━━━ Article

FioraAeterna · December 15, 2014 03:45
diff --git a/gistfile1.diff b/gistfile1.diff
 commit 9fb92f192709341a5463a42da190c92425426de9
 Author: Fiora <fioraaeterna@gmail.com>
 Date:   Tue Oct 21 21:03:26 2014 -0700

    test

 diff --git a/Source/Core/Core/PowerPC/Jit64/Jit.h b/Source/Core/Core/PowerPC/Jit64/Jit.h
 index 4dfbe56..38c2845 100644
 --- a/Source/Core/Core/PowerPC/Jit64/Jit.h
 +++ b/Source/Core/Core/PowerPC/Jit64/Jit.h
 @@ -127,6 +127,7 @@ public:
 	void DoMergedBranch();
 	void DoMergedBranchCondition();
 	void DoMergedBranchImmediate(s64 val);
 +	bool DoMergedIntegerOp();
 
 	// Reads a given bit of a given CR register part.
 	void GetCRFieldBit(int field, int bit, Gen::X64Reg out, bool negate = false);
 diff --git a/Source/Core/Core/PowerPC/Jit64/Jit_Integer.cpp b/Source/Core/Core/PowerPC/Jit64/Jit_Integer.cpp
 index 41f1deb..5b20784 100644
 --- a/Source/Core/Core/PowerPC/Jit64/Jit_Integer.cpp
 +++ b/Source/Core/Core/PowerPC/Jit64/Jit_Integer.cpp
 @@ -9,6 +9,7 @@
 #include "Core/PowerPC/Jit64/Jit.h"
 #include "Core/PowerPC/Jit64/JitAsm.h"
 #include "Core/PowerPC/Jit64/JitRegCache.h"
 +#include "Common/GekkoDisassembler.h"
 
 using namespace Gen;
 
 @@ -216,6 +217,10 @@ void Jit64::regimmop(int d, int a, bool binary, u32 value, Operation doop, void
 		{
 			gpr.SetImmediate32(d, doop((u32)gpr.R(a).offset, value));
 		}
 +		else if (DoMergedIntegerOp())
 +		{
 +			return;
 +		}
 		else if (a == d)
 		{
 			gpr.BindToRegister(d, true);
 @@ -257,6 +262,7 @@ void Jit64::reg_imm(UGeckoInstruction inst)
 	INSTRUCTION_START
 	JITDISABLE(bJITIntegerOff);
 	u32 d = inst.RD, a = inst.RA, s = inst.RS;
 +
 	switch (inst.OPCD)
 	{
 	case 14: // addi
 @@ -315,6 +321,133 @@ void Jit64::reg_imm(UGeckoInstruction inst)
 	}
 }
 
 +// Basic peephole optimization: combine neighboring simple operations using LEA.

━━━━━━
━━━ Stored rows

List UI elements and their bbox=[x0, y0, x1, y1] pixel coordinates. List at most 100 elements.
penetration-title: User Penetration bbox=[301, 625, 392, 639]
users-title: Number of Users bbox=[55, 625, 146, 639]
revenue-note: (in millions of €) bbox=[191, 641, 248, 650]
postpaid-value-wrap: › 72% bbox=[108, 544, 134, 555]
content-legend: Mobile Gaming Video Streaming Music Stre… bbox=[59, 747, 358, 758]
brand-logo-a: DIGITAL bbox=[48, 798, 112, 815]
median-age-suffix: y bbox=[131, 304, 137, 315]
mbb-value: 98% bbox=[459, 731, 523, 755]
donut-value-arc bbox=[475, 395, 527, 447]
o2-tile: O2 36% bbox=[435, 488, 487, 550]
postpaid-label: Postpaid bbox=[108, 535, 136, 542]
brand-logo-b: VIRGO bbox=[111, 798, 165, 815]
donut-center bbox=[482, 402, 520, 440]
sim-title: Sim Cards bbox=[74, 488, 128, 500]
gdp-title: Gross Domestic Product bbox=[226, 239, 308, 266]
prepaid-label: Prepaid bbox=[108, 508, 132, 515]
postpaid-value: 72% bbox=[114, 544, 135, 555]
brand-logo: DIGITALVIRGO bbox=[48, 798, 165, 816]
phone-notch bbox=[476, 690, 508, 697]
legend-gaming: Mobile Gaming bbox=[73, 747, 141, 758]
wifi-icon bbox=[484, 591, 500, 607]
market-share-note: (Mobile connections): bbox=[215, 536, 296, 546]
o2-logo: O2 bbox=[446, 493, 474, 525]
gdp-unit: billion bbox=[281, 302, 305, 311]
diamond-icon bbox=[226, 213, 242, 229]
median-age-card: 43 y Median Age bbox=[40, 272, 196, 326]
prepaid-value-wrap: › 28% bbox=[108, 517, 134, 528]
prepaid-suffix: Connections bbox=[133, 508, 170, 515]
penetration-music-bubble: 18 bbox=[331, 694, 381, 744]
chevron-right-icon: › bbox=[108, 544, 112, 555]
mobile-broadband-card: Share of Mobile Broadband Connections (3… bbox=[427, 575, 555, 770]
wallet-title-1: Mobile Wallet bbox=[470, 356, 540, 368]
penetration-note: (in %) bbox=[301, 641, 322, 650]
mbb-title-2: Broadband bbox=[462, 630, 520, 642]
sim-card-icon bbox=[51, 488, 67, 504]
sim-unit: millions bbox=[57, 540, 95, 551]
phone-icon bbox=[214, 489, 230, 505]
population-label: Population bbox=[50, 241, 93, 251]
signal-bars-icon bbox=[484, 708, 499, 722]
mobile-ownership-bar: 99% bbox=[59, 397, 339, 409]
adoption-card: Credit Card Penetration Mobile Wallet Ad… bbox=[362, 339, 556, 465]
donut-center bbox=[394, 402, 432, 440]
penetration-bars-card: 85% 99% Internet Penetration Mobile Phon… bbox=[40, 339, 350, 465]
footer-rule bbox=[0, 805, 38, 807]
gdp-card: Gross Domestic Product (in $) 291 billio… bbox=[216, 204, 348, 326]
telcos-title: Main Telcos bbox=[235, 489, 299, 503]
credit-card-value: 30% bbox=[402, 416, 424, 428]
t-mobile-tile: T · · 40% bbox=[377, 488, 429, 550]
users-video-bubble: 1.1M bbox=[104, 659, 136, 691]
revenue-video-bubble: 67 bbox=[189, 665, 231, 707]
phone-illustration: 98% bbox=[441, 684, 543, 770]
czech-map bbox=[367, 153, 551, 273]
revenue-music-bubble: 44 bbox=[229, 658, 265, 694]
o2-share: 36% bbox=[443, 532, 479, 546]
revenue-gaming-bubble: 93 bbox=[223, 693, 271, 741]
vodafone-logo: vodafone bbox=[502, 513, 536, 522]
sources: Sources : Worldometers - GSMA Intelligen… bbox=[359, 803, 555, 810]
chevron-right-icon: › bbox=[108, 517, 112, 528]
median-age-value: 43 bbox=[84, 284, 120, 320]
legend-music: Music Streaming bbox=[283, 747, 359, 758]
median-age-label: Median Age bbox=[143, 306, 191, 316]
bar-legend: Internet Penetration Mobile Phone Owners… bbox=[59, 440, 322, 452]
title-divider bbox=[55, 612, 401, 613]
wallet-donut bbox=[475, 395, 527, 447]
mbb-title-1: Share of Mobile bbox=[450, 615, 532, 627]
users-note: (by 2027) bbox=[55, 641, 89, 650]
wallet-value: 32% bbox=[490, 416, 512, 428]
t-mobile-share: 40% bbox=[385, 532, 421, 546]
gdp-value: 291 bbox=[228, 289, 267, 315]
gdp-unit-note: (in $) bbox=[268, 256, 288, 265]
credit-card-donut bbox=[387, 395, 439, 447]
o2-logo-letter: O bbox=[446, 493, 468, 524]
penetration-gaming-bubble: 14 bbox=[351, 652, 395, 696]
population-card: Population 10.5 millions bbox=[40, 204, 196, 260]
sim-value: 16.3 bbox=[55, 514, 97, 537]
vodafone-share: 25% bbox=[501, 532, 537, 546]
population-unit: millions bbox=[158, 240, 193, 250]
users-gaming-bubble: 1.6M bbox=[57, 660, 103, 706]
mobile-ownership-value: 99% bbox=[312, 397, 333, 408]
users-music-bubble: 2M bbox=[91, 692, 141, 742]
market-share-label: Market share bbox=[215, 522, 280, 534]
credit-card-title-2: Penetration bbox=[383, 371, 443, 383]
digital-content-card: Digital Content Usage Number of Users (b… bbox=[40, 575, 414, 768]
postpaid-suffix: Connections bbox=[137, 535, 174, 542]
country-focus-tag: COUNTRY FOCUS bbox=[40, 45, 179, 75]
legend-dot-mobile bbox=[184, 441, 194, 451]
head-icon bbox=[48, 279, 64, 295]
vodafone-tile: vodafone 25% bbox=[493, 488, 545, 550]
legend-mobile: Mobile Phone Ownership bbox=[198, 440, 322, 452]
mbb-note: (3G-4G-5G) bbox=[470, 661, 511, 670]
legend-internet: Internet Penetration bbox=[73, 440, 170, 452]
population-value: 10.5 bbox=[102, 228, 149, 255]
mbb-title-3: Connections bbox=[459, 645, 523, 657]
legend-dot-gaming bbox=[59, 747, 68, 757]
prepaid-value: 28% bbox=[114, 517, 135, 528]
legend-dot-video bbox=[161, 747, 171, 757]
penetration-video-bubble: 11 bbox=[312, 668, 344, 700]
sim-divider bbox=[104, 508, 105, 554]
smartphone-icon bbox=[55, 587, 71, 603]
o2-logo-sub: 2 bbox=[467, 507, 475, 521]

━━━━━━

= Directions for this task =
Pick up the Jit64 peephole-optimization diff after its last line and continue it.

= Result =
 +// TODO: come up with an effective PPCAnalyst reordering pass to make this even better.
 +bool Jit64::DoMergedIntegerOp()
 +{
 +	UGeckoInstruction inst[2] = {js.op->inst, js.next_inst};
 +
 +	//std::string ppc_inst1 = GekkoDisassembler::Disassemble(inst[0].hex, 0);
 +	//std::string ppc_inst2 = GekkoDisassembler::Disassemble(inst[1].hex, 0);
 +	//ERROR_LOG(COMMON, "Trying to merge %s and %s at %x", ppc_inst1.c_str(), ppc_inst2.c_str(), js.op->address);
 +
 +	// We only support this merger if the intermediate value doesn't get stored in a
 +	// separate output, i.e. "b = a << 2; c = b + d;" can't merge unless b == c.
 +	if (js.op->regsOut[0] != js.next_op->regsOut[0])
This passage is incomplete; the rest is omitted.